§ Problem statement: Extract and list every line that contains the word "JSON".

++++++++++++++++++++

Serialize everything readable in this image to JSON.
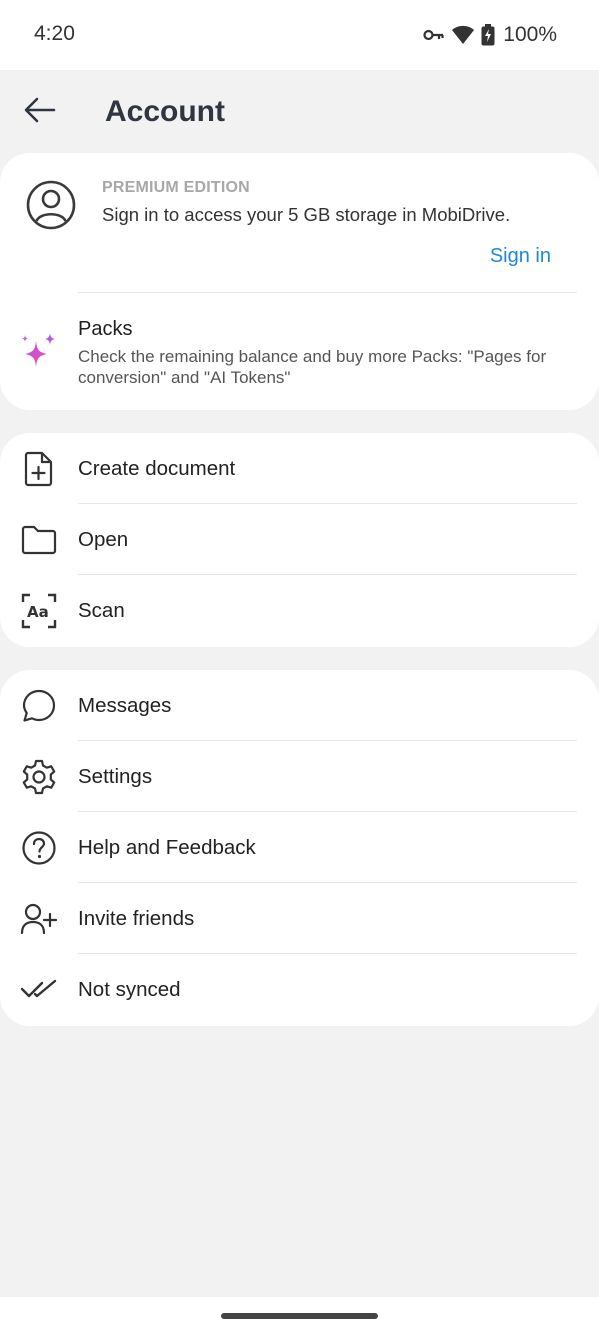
{
  "status_bar": {
    "time": "4:20",
    "battery": "100%",
    "icons": [
      "vpn-key-icon",
      "wifi-icon",
      "battery-charging-icon"
    ]
  },
  "app_bar": {
    "title": "Account",
    "back_icon": "arrow-back-icon"
  },
  "account": {
    "edition_label": "PREMIUM EDITION",
    "description": "Sign in to access your 5 GB storage in MobiDrive.",
    "sign_in_label": "Sign in"
  },
  "packs": {
    "title": "Packs",
    "description": "Check the remaining balance and buy more Packs: \"Pages for conversion\" and \"AI Tokens\""
  },
  "documents_menu": [
    {
      "label": "Create document",
      "icon": "new-document-icon"
    },
    {
      "label": "Open",
      "icon": "folder-icon"
    },
    {
      "label": "Scan",
      "icon": "scan-text-icon"
    }
  ],
  "misc_menu": [
    {
      "label": "Messages",
      "icon": "chat-bubble-icon"
    },
    {
      "label": "Settings",
      "icon": "gear-icon"
    },
    {
      "label": "Help and Feedback",
      "icon": "help-circle-icon"
    },
    {
      "label": "Invite friends",
      "icon": "add-user-icon"
    },
    {
      "label": "Not synced",
      "icon": "double-check-icon"
    }
  ],
  "colors": {
    "accent": "#1e88d8",
    "background": "#f2f2f2",
    "card": "#ffffff"
  }
}
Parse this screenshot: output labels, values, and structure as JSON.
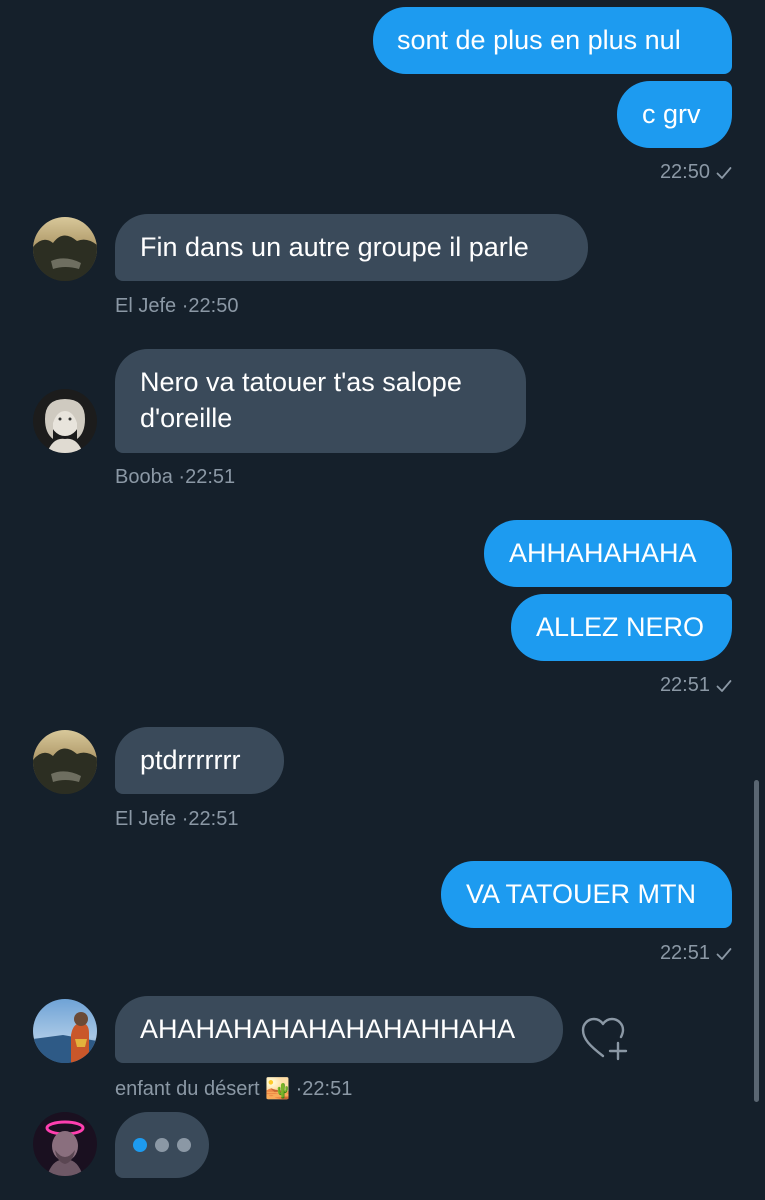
{
  "colors": {
    "background": "#15202b",
    "outgoing_bubble": "#1d9bf0",
    "incoming_bubble": "#3a4a5a",
    "meta_text": "#8b98a5"
  },
  "messages": {
    "m1": "sont de plus en plus nul",
    "m2": "c grv",
    "m2_time": "22:50",
    "m3": "Fin dans un autre groupe il parle",
    "m3_sender": "El Jefe",
    "m3_time": "22:50",
    "m4_line1": "Nero va tatouer t'as salope",
    "m4_line2": "d'oreille",
    "m4_sender": "Booba",
    "m4_time": "22:51",
    "m5": "AHHAHAHAHA",
    "m6": "ALLEZ NERO",
    "m6_time": "22:51",
    "m7": "ptdrrrrrrr",
    "m7_sender": "El Jefe",
    "m7_time": "22:51",
    "m8": "VA TATOUER MTN",
    "m8_time": "22:51",
    "m9": "AHAHAHAHAHAHAHAHHAHA",
    "m9_sender": "enfant du désert",
    "m9_sender_emoji": "🏜️",
    "m9_time": "22:51"
  },
  "separator": "·",
  "icons": {
    "sent_status": "checkmark-icon",
    "react": "heart-plus-icon",
    "typing": "typing-indicator-icon"
  }
}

++++++++++++++++++++

§ Exercise response:
Serialize everything readable in this image to JSON.
Parse this screenshot: output labels, values, and structure as JSON.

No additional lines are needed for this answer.